#### Stated problem
Lift every line from the entries that includes the word "wniosku".

Dataset records
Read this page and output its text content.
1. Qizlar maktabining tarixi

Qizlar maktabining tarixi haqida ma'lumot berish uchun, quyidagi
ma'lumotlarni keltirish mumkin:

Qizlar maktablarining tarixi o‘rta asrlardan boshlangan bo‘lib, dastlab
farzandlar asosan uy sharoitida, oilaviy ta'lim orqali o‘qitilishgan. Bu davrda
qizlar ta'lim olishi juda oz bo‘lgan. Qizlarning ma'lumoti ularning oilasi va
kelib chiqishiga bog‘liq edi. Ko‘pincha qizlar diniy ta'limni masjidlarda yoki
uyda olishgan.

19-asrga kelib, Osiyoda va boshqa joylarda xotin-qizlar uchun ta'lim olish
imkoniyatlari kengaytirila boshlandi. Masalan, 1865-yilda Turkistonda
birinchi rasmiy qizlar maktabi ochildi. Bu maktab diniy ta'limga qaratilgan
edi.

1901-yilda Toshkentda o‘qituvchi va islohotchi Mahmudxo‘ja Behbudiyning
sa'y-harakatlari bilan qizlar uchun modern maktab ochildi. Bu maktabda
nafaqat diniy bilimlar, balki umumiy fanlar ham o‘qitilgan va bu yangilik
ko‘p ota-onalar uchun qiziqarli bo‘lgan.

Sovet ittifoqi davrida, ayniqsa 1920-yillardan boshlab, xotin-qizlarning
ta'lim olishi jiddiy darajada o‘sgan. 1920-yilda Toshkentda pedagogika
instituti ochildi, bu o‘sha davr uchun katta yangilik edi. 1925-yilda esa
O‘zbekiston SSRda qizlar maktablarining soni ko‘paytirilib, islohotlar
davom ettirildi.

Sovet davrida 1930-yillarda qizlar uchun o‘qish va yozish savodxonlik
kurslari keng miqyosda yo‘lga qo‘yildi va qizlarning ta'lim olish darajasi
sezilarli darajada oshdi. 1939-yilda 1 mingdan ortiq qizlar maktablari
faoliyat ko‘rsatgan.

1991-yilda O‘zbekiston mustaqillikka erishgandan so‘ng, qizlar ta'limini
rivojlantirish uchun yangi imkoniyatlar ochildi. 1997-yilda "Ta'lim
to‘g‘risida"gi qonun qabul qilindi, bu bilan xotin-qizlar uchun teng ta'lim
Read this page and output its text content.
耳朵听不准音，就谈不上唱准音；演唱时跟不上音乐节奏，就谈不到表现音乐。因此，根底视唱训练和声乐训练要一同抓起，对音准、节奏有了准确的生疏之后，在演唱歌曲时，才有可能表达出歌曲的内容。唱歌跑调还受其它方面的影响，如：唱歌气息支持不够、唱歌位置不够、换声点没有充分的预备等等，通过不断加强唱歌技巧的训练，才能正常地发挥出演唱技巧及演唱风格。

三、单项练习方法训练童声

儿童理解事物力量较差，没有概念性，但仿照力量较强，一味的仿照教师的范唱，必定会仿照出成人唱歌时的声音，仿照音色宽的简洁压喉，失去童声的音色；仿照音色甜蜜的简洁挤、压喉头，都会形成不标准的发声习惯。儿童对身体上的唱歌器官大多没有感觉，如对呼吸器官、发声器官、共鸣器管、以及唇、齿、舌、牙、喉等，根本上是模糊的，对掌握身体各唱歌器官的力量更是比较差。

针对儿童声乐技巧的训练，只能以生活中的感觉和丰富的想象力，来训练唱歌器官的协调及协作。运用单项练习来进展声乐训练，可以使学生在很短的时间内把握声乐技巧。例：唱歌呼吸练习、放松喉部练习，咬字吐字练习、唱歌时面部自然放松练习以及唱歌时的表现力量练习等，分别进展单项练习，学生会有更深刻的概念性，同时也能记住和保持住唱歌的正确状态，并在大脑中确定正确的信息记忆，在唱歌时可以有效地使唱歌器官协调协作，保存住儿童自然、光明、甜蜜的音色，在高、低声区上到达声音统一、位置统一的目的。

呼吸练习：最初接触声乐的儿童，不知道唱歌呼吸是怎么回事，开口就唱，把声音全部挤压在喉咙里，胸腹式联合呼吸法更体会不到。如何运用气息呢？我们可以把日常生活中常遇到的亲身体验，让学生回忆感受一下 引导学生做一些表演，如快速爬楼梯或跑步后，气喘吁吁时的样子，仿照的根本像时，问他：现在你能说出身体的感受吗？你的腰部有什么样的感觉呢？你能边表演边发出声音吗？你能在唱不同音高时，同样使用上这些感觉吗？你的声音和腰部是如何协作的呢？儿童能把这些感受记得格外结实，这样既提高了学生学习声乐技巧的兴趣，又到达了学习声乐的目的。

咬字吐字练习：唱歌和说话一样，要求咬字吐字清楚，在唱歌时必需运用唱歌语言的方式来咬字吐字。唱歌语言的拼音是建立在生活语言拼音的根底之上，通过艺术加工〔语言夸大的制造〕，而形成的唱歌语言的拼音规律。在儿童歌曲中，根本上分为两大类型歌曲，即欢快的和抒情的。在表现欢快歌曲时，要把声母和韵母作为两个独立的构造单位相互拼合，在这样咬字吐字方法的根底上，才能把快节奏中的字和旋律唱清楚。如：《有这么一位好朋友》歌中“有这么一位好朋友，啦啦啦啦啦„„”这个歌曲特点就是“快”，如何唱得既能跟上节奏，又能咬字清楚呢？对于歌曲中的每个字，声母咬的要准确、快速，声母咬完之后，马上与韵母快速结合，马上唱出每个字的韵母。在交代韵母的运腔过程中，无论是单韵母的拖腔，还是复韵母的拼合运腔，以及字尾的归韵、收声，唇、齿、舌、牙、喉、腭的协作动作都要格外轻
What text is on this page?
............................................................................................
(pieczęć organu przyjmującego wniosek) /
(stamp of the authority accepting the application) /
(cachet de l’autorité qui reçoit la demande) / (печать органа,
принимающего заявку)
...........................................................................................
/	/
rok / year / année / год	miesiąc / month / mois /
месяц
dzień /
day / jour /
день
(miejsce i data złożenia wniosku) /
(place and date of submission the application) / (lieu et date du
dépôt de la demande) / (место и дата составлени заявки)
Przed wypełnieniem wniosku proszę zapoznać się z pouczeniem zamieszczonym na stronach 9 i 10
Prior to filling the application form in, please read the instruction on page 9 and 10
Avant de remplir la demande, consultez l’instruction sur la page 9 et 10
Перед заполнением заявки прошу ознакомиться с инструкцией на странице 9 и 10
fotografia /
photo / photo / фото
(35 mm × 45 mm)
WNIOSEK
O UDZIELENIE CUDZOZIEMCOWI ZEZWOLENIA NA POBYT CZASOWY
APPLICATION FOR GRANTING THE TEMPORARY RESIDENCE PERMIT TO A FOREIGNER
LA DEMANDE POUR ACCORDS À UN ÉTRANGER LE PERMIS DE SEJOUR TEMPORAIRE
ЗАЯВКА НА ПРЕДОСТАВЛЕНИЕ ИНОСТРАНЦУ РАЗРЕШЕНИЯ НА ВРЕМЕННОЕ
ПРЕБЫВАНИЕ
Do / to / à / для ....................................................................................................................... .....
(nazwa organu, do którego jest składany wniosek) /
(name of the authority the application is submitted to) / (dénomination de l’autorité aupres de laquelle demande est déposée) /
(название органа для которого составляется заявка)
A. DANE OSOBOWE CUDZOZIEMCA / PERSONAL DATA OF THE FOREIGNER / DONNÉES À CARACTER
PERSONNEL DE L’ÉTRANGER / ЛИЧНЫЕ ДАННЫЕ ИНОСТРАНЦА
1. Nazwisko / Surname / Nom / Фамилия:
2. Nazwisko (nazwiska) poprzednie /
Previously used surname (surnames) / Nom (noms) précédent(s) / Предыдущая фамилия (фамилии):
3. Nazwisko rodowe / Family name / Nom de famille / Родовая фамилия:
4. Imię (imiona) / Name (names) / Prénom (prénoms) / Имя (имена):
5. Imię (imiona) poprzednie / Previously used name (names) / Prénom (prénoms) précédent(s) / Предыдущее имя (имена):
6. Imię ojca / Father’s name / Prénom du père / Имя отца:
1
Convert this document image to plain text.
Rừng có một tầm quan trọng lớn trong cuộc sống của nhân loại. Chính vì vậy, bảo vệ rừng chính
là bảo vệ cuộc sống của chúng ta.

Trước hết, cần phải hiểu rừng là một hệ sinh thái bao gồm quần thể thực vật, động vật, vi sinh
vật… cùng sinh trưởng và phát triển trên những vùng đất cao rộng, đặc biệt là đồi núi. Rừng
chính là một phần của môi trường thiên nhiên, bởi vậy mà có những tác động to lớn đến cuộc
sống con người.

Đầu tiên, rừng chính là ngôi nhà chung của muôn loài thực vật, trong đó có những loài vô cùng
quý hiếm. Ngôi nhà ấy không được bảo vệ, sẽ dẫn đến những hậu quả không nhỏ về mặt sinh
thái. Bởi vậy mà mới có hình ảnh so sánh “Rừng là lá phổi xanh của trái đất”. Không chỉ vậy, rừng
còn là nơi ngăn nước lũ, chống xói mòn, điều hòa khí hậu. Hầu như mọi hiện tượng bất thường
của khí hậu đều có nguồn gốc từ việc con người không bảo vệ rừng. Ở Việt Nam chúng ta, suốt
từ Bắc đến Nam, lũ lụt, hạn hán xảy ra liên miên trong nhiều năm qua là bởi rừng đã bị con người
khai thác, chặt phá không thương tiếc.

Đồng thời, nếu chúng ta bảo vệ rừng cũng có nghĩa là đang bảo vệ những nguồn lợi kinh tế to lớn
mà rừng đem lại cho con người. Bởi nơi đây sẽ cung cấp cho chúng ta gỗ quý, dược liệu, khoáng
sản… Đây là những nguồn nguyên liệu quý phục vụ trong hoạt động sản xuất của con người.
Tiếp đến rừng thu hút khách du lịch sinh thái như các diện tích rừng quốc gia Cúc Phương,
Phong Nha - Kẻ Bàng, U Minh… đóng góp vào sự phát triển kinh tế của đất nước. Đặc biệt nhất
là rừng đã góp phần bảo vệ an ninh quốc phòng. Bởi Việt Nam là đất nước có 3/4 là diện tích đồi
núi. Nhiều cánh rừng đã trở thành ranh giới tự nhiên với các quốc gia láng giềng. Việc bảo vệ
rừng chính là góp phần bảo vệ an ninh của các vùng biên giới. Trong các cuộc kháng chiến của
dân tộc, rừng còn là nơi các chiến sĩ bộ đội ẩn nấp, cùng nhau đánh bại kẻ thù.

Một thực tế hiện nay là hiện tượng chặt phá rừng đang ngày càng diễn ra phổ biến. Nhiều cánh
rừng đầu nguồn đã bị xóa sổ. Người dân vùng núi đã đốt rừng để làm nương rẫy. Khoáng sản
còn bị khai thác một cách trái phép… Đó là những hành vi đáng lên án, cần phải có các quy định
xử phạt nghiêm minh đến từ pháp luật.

#### Correct response
(miejsce i data złożenia wniosku) /
Przed wypełnieniem wniosku proszę zapoznać się z pouczeniem zamieszczonym na stronach 9 i 10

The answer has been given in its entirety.